**SET PROBLEM**
Repeat every line of the material, character for character.

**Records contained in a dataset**
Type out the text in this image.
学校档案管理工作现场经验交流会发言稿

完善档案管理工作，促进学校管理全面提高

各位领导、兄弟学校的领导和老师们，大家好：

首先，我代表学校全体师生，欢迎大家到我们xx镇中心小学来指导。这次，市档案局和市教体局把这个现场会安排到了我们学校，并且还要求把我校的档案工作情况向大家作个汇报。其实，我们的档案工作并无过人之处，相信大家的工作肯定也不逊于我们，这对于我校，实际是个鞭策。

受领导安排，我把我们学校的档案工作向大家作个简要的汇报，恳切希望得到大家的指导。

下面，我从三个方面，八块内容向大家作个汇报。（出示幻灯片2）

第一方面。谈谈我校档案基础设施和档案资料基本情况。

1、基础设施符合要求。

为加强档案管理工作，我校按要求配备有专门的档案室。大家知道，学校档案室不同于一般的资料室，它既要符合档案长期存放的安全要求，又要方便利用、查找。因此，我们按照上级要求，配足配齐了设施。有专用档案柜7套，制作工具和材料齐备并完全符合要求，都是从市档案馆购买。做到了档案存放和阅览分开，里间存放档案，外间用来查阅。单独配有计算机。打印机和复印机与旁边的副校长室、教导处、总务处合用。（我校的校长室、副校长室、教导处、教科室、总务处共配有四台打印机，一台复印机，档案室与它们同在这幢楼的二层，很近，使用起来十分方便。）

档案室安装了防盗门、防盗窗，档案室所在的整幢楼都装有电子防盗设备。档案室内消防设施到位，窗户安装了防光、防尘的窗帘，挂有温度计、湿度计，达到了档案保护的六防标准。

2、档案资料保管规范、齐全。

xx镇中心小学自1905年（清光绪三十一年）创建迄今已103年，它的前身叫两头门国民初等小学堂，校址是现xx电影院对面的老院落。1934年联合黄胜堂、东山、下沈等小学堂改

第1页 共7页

**REPLY TO THE TASK**
Type out the text in this image.
学校档案管理工作现场经验交流会发言稿

完善档案管理工作，促进学校管理全面提高

各位领导、兄弟学校的领导和老师们，大家好：

首先，我代表学校全体师生，欢迎大家到我们xx镇中心小学来指导。这次，市档案局和市教体局把这个现场会安排到了我们学校，并且还要求把我校的档案工作情况向大家作个汇报。其实，我们的档案工作并无过人之处，相信大家的工作肯定也不逊于我们，这对于我校，实际是个鞭策。

受领导安排，我把我们学校的档案工作向大家作个简要的汇报，恳切希望得到大家的指导。

下面，我从三个方面，八块内容向大家作个汇报。（出示幻灯片2）

第一方面。谈谈我校档案基础设施和档案资料基本情况。

1、基础设施符合要求。

为加强档案管理工作，我校按要求配备有专门的档案室。大家知道，学校档案室不同于一般的资料室，它既要符合档案长期存放的安全要求，又要方便利用、查找。因此，我们按照上级要求，配足配齐了设施。有专用档案柜7套，制作工具和材料齐备并完全符合要求，都是从市档案馆购买。做到了档案存放和阅览分开，里间存放档案，外间用来查阅。单独配有计算机。打印机和复印机与旁边的副校长室、教导处、总务处合用。（我校的校长室、副校长室、教导处、教科室、总务处共配有四台打印机，一台复印机，档案室与它们同在这幢楼的二层，很近，使用起来十分方便。）

档案室安装了防盗门、防盗窗，档案室所在的整幢楼都装有电子防盗设备。档案室内消防设施到位，窗户安装了防光、防尘的窗帘，挂有温度计、湿度计，达到了档案保护的六防标准。

2、档案资料保管规范、齐全。

xx镇中心小学自1905年（清光绪三十一年）创建迄今已103年，它的前身叫两头门国民初等小学堂，校址是现xx电影院对面的老院落。1934年联合黄胜堂、东山、下沈等小学堂改

第1页 共7页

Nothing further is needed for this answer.